▶ _Provided entries_
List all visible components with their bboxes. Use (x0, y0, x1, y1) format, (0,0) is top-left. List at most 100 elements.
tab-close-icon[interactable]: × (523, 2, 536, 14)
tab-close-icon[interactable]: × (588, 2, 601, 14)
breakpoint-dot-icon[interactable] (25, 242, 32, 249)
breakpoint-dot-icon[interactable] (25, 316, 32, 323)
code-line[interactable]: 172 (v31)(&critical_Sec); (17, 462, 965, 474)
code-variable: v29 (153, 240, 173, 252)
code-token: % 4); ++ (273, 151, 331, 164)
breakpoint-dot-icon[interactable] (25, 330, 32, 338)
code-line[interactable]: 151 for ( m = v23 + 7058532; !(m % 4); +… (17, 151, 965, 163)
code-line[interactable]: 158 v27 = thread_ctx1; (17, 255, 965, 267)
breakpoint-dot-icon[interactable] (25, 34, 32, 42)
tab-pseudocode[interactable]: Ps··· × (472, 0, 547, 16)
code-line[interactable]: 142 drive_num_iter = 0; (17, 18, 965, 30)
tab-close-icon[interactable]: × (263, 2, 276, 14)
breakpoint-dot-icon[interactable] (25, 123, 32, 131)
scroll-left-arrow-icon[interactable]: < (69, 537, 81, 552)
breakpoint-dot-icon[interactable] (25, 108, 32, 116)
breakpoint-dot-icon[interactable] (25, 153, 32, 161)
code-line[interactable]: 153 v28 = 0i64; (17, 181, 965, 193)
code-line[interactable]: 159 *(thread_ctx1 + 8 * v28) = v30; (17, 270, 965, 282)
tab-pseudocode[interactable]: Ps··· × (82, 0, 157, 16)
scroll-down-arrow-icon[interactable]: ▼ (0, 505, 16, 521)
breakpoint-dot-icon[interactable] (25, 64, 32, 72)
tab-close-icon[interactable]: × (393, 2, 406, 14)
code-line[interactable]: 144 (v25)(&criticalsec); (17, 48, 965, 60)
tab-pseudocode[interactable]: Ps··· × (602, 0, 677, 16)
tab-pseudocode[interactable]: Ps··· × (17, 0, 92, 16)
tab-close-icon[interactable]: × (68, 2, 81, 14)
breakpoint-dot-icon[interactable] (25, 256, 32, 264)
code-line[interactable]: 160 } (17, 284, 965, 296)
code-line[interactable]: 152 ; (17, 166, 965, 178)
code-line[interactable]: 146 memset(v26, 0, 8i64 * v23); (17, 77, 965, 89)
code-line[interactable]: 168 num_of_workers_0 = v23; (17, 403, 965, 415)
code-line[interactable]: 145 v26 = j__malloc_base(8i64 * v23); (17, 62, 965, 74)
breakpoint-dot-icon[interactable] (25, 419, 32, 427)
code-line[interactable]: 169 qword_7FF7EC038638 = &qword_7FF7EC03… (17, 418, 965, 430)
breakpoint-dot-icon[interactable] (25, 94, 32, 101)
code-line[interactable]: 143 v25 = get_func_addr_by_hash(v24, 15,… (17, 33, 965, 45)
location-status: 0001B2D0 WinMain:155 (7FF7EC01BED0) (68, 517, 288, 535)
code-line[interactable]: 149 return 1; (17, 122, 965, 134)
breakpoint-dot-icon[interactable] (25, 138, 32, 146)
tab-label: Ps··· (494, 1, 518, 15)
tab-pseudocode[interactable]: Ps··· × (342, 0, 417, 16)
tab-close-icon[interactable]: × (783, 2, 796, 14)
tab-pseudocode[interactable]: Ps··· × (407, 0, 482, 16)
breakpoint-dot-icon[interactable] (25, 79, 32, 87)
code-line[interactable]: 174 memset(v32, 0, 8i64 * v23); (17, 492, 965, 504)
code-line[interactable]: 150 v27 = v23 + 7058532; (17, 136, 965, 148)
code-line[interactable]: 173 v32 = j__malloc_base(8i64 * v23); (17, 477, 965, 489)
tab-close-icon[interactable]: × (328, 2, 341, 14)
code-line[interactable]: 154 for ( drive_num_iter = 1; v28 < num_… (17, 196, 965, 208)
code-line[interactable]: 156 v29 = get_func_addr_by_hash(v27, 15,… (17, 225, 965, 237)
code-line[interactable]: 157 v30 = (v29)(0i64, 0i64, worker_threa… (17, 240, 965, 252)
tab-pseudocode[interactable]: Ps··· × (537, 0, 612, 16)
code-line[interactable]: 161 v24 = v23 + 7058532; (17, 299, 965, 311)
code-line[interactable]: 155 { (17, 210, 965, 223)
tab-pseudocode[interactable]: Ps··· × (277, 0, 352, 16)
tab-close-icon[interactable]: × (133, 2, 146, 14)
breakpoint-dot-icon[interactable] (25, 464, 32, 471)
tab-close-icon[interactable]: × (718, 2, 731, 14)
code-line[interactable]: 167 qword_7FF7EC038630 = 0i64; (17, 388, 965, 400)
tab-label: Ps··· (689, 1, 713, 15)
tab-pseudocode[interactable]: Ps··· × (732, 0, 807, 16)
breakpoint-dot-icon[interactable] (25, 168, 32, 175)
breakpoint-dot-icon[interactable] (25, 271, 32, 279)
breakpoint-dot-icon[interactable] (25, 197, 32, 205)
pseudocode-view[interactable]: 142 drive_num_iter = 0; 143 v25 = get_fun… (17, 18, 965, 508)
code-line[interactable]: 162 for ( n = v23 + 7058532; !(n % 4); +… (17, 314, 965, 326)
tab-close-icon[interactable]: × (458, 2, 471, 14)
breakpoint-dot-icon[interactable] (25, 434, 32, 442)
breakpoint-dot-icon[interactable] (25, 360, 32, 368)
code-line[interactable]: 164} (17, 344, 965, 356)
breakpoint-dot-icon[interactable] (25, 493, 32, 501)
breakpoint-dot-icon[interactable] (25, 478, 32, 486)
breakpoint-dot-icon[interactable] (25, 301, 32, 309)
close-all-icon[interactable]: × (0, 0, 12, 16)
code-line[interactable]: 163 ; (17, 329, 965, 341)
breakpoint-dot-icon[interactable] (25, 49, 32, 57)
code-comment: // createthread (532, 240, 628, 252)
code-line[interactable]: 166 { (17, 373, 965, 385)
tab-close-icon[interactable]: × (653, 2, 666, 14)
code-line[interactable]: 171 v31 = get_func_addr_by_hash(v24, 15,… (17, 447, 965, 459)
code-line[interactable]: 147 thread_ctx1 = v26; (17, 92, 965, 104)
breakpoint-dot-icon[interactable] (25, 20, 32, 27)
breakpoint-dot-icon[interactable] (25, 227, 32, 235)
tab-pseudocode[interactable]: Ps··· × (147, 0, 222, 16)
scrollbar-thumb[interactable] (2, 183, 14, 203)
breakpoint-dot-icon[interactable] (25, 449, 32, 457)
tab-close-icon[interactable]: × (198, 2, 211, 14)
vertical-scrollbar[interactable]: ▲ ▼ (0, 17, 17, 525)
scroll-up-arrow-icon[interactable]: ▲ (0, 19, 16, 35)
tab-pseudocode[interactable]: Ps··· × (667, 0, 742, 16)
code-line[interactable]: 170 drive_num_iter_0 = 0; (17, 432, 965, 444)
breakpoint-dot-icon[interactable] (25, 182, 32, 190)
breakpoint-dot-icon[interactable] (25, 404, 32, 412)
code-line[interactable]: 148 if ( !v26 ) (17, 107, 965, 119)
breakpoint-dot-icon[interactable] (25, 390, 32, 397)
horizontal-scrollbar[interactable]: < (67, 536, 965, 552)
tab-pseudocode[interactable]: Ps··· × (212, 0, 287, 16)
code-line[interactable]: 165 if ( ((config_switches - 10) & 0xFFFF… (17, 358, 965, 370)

▶ _Written task_
Reproduce all of the entries above with every occurrence of "breakpoint-dot-icon" changed to "breakpoint-marker-icon" and everything else untouched.

▶ _Task response_
List all visible components with their bboxes. Use (x0, y0, x1, y1) format, (0,0) is top-left. List at most 100 elements.
tab-close-icon[interactable]: × (523, 2, 536, 14)
tab-close-icon[interactable]: × (588, 2, 601, 14)
breakpoint-marker-icon[interactable] (25, 242, 32, 249)
breakpoint-marker-icon[interactable] (25, 316, 32, 323)
code-line[interactable]: 172 (v31)(&critical_Sec); (17, 462, 965, 474)
code-variable: v29 (153, 240, 173, 252)
code-token: % 4); ++ (273, 151, 331, 164)
breakpoint-marker-icon[interactable] (25, 330, 32, 338)
code-line[interactable]: 151 for ( m = v23 + 7058532; !(m % 4); +… (17, 151, 965, 163)
code-line[interactable]: 158 v27 = thread_ctx1; (17, 255, 965, 267)
breakpoint-marker-icon[interactable] (25, 34, 32, 42)
tab-pseudocode[interactable]: Ps··· × (472, 0, 547, 16)
code-line[interactable]: 142 drive_num_iter = 0; (17, 18, 965, 30)
tab-close-icon[interactable]: × (263, 2, 276, 14)
breakpoint-marker-icon[interactable] (25, 123, 32, 131)
scroll-left-arrow-icon[interactable]: < (69, 537, 81, 552)
breakpoint-marker-icon[interactable] (25, 108, 32, 116)
breakpoint-marker-icon[interactable] (25, 153, 32, 161)
code-line[interactable]: 153 v28 = 0i64; (17, 181, 965, 193)
code-line[interactable]: 159 *(thread_ctx1 + 8 * v28) = v30; (17, 270, 965, 282)
tab-pseudocode[interactable]: Ps··· × (82, 0, 157, 16)
scroll-down-arrow-icon[interactable]: ▼ (0, 505, 16, 521)
breakpoint-marker-icon[interactable] (25, 64, 32, 72)
tab-close-icon[interactable]: × (393, 2, 406, 14)
code-line[interactable]: 144 (v25)(&criticalsec); (17, 48, 965, 60)
tab-pseudocode[interactable]: Ps··· × (602, 0, 677, 16)
tab-pseudocode[interactable]: Ps··· × (17, 0, 92, 16)
tab-close-icon[interactable]: × (68, 2, 81, 14)
breakpoint-marker-icon[interactable] (25, 256, 32, 264)
code-line[interactable]: 160 } (17, 284, 965, 296)
code-line[interactable]: 152 ; (17, 166, 965, 178)
code-line[interactable]: 146 memset(v26, 0, 8i64 * v23); (17, 77, 965, 89)
code-line[interactable]: 168 num_of_workers_0 = v23; (17, 403, 965, 415)
code-line[interactable]: 145 v26 = j__malloc_base(8i64 * v23); (17, 62, 965, 74)
breakpoint-marker-icon[interactable] (25, 419, 32, 427)
code-line[interactable]: 169 qword_7FF7EC038638 = &qword_7FF7EC03… (17, 418, 965, 430)
breakpoint-marker-icon[interactable] (25, 94, 32, 101)
code-line[interactable]: 143 v25 = get_func_addr_by_hash(v24, 15,… (17, 33, 965, 45)
location-status: 0001B2D0 WinMain:155 (7FF7EC01BED0) (68, 517, 288, 535)
code-line[interactable]: 149 return 1; (17, 122, 965, 134)
breakpoint-marker-icon[interactable] (25, 138, 32, 146)
tab-label: Ps··· (494, 1, 518, 15)
tab-pseudocode[interactable]: Ps··· × (342, 0, 417, 16)
tab-close-icon[interactable]: × (783, 2, 796, 14)
tab-pseudocode[interactable]: Ps··· × (407, 0, 482, 16)
breakpoint-marker-icon[interactable] (25, 79, 32, 87)
code-line[interactable]: 174 memset(v32, 0, 8i64 * v23); (17, 492, 965, 504)
code-line[interactable]: 150 v27 = v23 + 7058532; (17, 136, 965, 148)
code-line[interactable]: 173 v32 = j__malloc_base(8i64 * v23); (17, 477, 965, 489)
tab-close-icon[interactable]: × (328, 2, 341, 14)
code-line[interactable]: 154 for ( drive_num_iter = 1; v28 < num_… (17, 196, 965, 208)
code-line[interactable]: 156 v29 = get_func_addr_by_hash(v27, 15,… (17, 225, 965, 237)
code-line[interactable]: 157 v30 = (v29)(0i64, 0i64, worker_threa… (17, 240, 965, 252)
tab-pseudocode[interactable]: Ps··· × (537, 0, 612, 16)
code-line[interactable]: 161 v24 = v23 + 7058532; (17, 299, 965, 311)
code-line[interactable]: 155 { (17, 210, 965, 223)
tab-pseudocode[interactable]: Ps··· × (277, 0, 352, 16)
tab-close-icon[interactable]: × (133, 2, 146, 14)
breakpoint-marker-icon[interactable] (25, 464, 32, 471)
tab-close-icon[interactable]: × (718, 2, 731, 14)
code-line[interactable]: 167 qword_7FF7EC038630 = 0i64; (17, 388, 965, 400)
tab-label: Ps··· (689, 1, 713, 15)
tab-pseudocode[interactable]: Ps··· × (732, 0, 807, 16)
breakpoint-marker-icon[interactable] (25, 168, 32, 175)
breakpoint-marker-icon[interactable] (25, 271, 32, 279)
breakpoint-marker-icon[interactable] (25, 197, 32, 205)
pseudocode-view[interactable]: 142 drive_num_iter = 0; 143 v25 = get_fun… (17, 18, 965, 508)
code-line[interactable]: 162 for ( n = v23 + 7058532; !(n % 4); +… (17, 314, 965, 326)
tab-close-icon[interactable]: × (458, 2, 471, 14)
breakpoint-marker-icon[interactable] (25, 434, 32, 442)
breakpoint-marker-icon[interactable] (25, 360, 32, 368)
code-line[interactable]: 164} (17, 344, 965, 356)
breakpoint-marker-icon[interactable] (25, 493, 32, 501)
breakpoint-marker-icon[interactable] (25, 478, 32, 486)
breakpoint-marker-icon[interactable] (25, 301, 32, 309)
close-all-icon[interactable]: × (0, 0, 12, 16)
code-line[interactable]: 163 ; (17, 329, 965, 341)
breakpoint-marker-icon[interactable] (25, 49, 32, 57)
code-comment: // createthread (532, 240, 628, 252)
code-line[interactable]: 166 { (17, 373, 965, 385)
tab-close-icon[interactable]: × (653, 2, 666, 14)
code-line[interactable]: 171 v31 = get_func_addr_by_hash(v24, 15,… (17, 447, 965, 459)
code-line[interactable]: 147 thread_ctx1 = v26; (17, 92, 965, 104)
breakpoint-marker-icon[interactable] (25, 20, 32, 27)
breakpoint-marker-icon[interactable] (25, 227, 32, 235)
tab-pseudocode[interactable]: Ps··· × (147, 0, 222, 16)
scrollbar-thumb[interactable] (2, 183, 14, 203)
breakpoint-marker-icon[interactable] (25, 449, 32, 457)
tab-close-icon[interactable]: × (198, 2, 211, 14)
vertical-scrollbar[interactable]: ▲ ▼ (0, 17, 17, 525)
scroll-up-arrow-icon[interactable]: ▲ (0, 19, 16, 35)
tab-pseudocode[interactable]: Ps··· × (667, 0, 742, 16)
code-line[interactable]: 170 drive_num_iter_0 = 0; (17, 432, 965, 444)
breakpoint-marker-icon[interactable] (25, 182, 32, 190)
breakpoint-marker-icon[interactable] (25, 404, 32, 412)
code-line[interactable]: 148 if ( !v26 ) (17, 107, 965, 119)
breakpoint-marker-icon[interactable] (25, 390, 32, 397)
horizontal-scrollbar[interactable]: < (67, 536, 965, 552)
tab-pseudocode[interactable]: Ps··· × (212, 0, 287, 16)
code-line[interactable]: 165 if ( ((config_switches - 10) & 0xFFFF… (17, 358, 965, 370)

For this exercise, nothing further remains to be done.